• _Set problem_
Make an exact copy of the lines, leaving the pictures out.

• _Dataset records_
-- Start --

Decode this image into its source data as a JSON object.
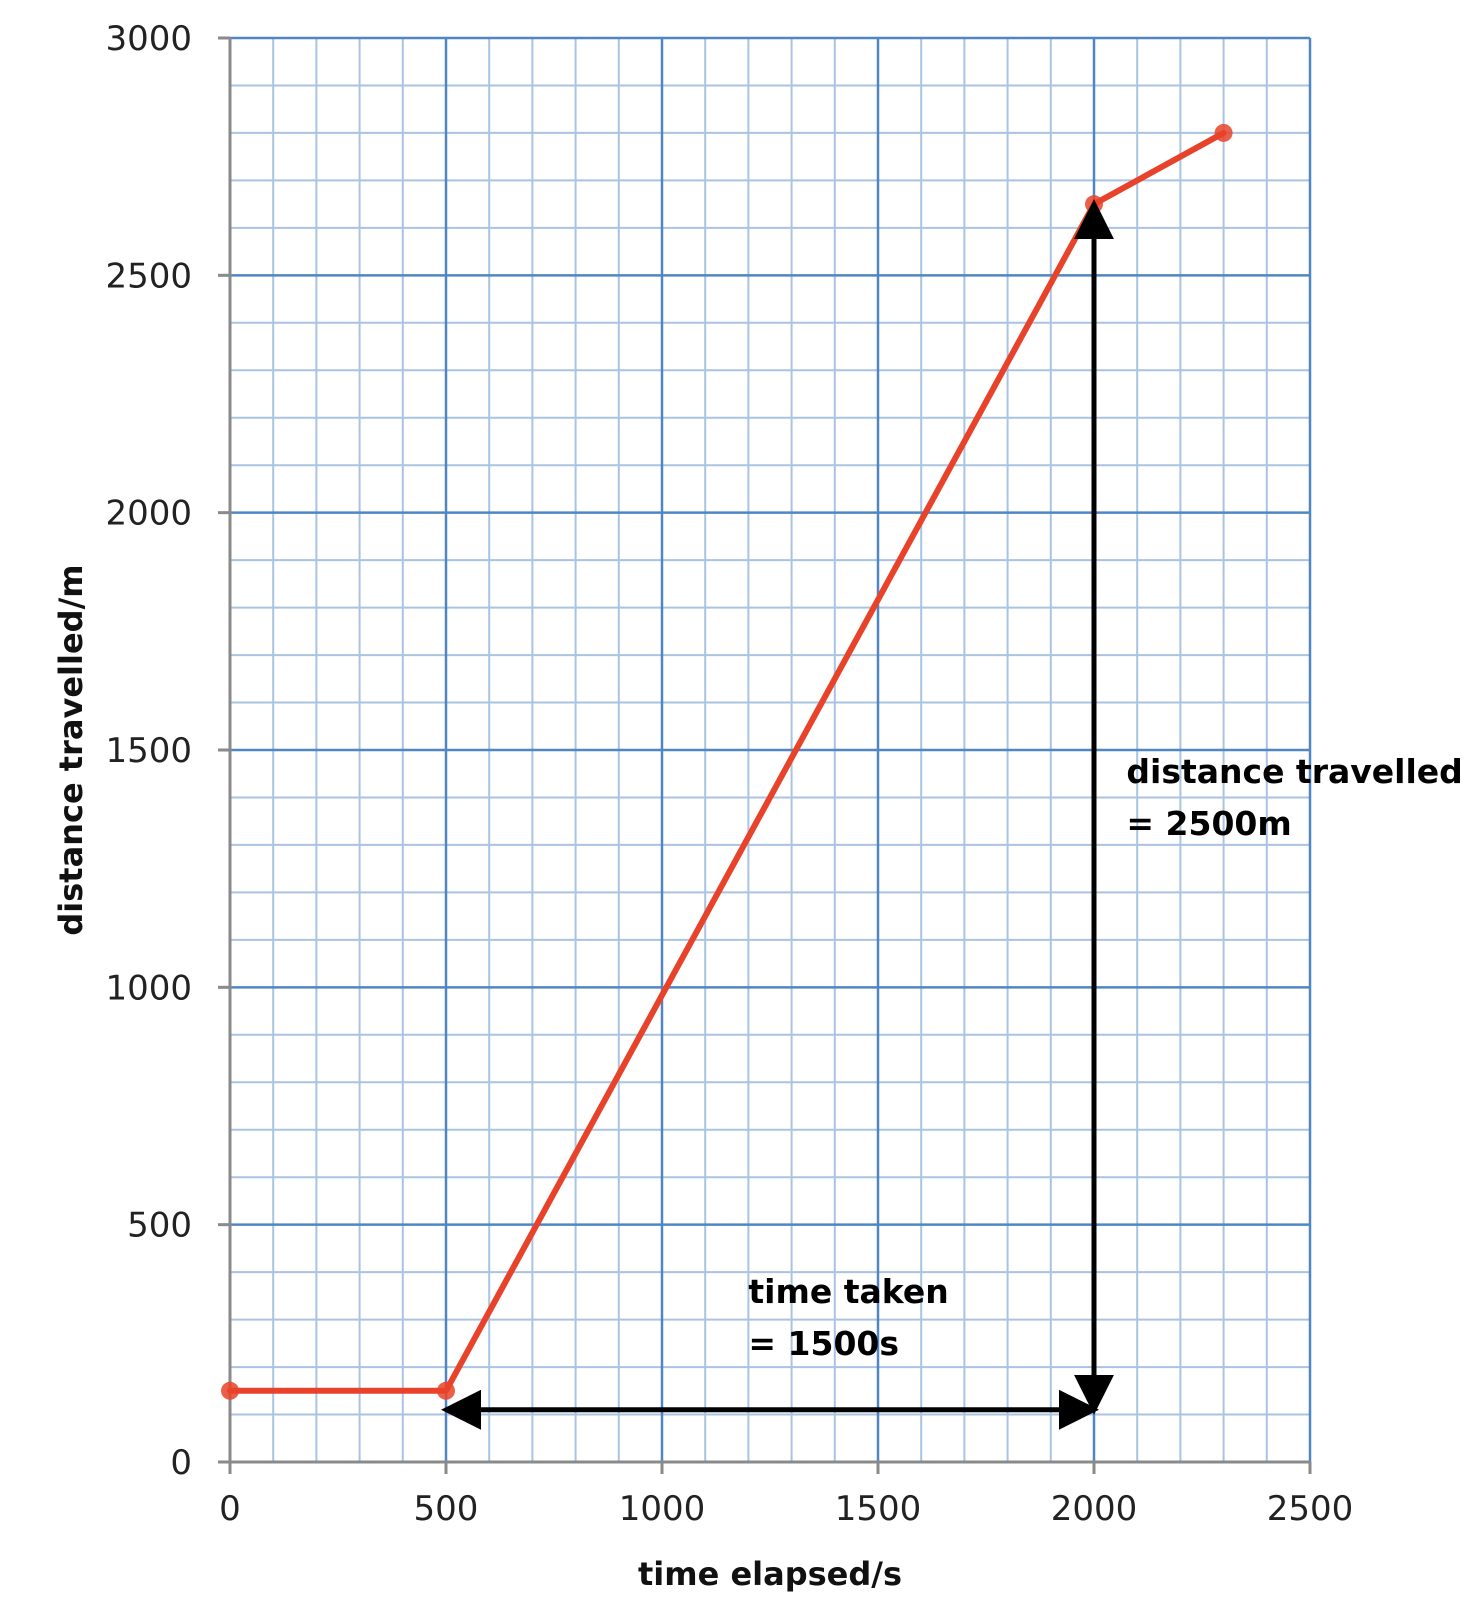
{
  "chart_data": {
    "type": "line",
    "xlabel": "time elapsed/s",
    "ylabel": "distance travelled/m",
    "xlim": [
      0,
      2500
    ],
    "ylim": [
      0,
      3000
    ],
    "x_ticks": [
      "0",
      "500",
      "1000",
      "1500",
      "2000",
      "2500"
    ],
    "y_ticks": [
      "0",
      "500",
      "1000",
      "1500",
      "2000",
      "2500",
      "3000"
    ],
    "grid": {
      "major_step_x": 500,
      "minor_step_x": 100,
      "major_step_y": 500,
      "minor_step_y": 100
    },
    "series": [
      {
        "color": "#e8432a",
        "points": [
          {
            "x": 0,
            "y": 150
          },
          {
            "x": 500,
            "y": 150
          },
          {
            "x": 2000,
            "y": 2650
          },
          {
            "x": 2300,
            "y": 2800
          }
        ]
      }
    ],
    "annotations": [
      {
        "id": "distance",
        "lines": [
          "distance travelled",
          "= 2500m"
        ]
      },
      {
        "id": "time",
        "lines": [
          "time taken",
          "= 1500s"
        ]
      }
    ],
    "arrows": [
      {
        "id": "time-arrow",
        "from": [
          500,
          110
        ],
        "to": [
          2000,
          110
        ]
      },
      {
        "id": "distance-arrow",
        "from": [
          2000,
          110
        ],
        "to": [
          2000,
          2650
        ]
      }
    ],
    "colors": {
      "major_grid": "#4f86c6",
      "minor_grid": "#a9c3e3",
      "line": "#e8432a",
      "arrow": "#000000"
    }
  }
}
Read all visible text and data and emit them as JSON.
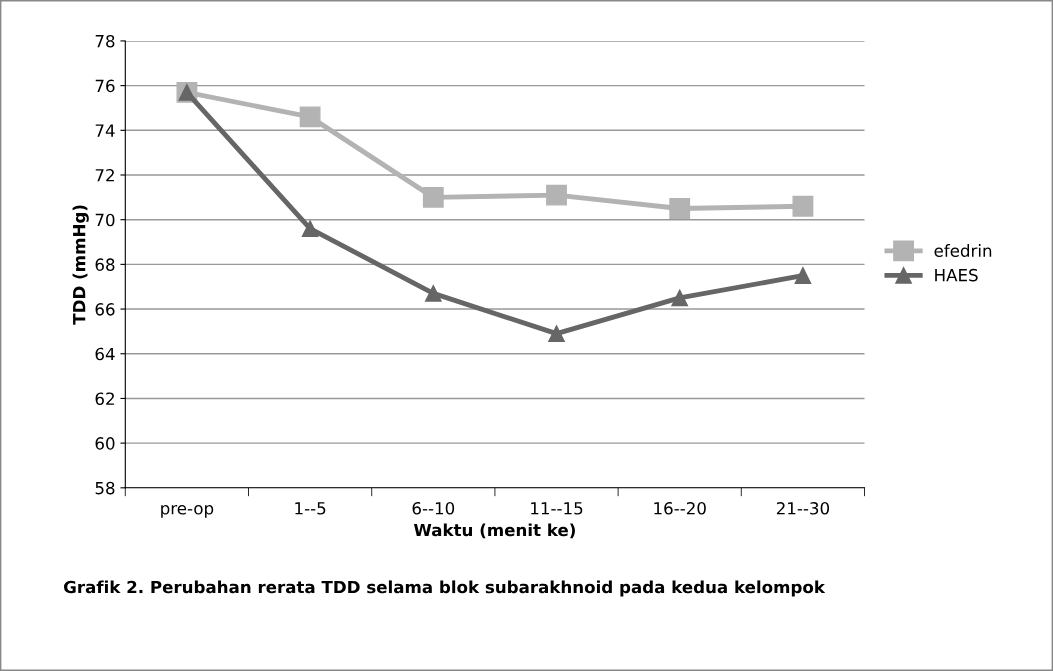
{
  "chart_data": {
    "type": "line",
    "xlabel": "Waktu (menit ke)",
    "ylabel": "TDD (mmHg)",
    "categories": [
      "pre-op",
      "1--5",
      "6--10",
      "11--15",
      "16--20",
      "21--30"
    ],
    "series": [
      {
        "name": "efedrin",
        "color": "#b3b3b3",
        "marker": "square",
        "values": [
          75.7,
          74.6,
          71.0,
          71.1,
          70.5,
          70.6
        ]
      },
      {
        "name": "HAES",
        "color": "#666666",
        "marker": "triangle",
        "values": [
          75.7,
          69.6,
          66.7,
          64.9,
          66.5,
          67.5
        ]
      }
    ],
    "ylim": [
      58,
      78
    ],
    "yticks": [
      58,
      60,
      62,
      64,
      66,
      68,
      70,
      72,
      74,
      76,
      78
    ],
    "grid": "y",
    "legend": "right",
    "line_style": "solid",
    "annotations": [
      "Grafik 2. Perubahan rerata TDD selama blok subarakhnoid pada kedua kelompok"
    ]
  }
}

-- End --

• _Answer to the problem_
Decode this image into its source data as a JSON object.
{
  "chart_data": {
    "type": "line",
    "xlabel": "time elapsed/s",
    "ylabel": "distance travelled/m",
    "xlim": [
      0,
      2500
    ],
    "ylim": [
      0,
      3000
    ],
    "x_ticks": [
      "0",
      "500",
      "1000",
      "1500",
      "2000",
      "2500"
    ],
    "y_ticks": [
      "0",
      "500",
      "1000",
      "1500",
      "2000",
      "2500",
      "3000"
    ],
    "grid": {
      "major_step_x": 500,
      "minor_step_x": 100,
      "major_step_y": 500,
      "minor_step_y": 100
    },
    "series": [
      {
        "color": "#e8432a",
        "points": [
          {
            "x": 0,
            "y": 150
          },
          {
            "x": 500,
            "y": 150
          },
          {
            "x": 2000,
            "y": 2650
          },
          {
            "x": 2300,
            "y": 2800
          }
        ]
      }
    ],
    "annotations": [
      {
        "id": "distance",
        "lines": [
          "distance travelled",
          "= 2500m"
        ]
      },
      {
        "id": "time",
        "lines": [
          "time taken",
          "= 1500s"
        ]
      }
    ],
    "arrows": [
      {
        "id": "time-arrow",
        "from": [
          500,
          110
        ],
        "to": [
          2000,
          110
        ]
      },
      {
        "id": "distance-arrow",
        "from": [
          2000,
          110
        ],
        "to": [
          2000,
          2650
        ]
      }
    ],
    "colors": {
      "major_grid": "#4f86c6",
      "minor_grid": "#a9c3e3",
      "line": "#e8432a",
      "arrow": "#000000"
    }
  }
}
Read all visible text and data and emit them as JSON.
{
  "chart_data": {
    "type": "line",
    "xlabel": "Waktu (menit ke)",
    "ylabel": "TDD (mmHg)",
    "categories": [
      "pre-op",
      "1--5",
      "6--10",
      "11--15",
      "16--20",
      "21--30"
    ],
    "series": [
      {
        "name": "efedrin",
        "color": "#b3b3b3",
        "marker": "square",
        "values": [
          75.7,
          74.6,
          71.0,
          71.1,
          70.5,
          70.6
        ]
      },
      {
        "name": "HAES",
        "color": "#666666",
        "marker": "triangle",
        "values": [
          75.7,
          69.6,
          66.7,
          64.9,
          66.5,
          67.5
        ]
      }
    ],
    "ylim": [
      58,
      78
    ],
    "yticks": [
      58,
      60,
      62,
      64,
      66,
      68,
      70,
      72,
      74,
      76,
      78
    ],
    "grid": "y",
    "legend": "right",
    "line_style": "solid",
    "annotations": [
      "Grafik 2. Perubahan rerata TDD selama blok subarakhnoid pada kedua kelompok"
    ]
  }
}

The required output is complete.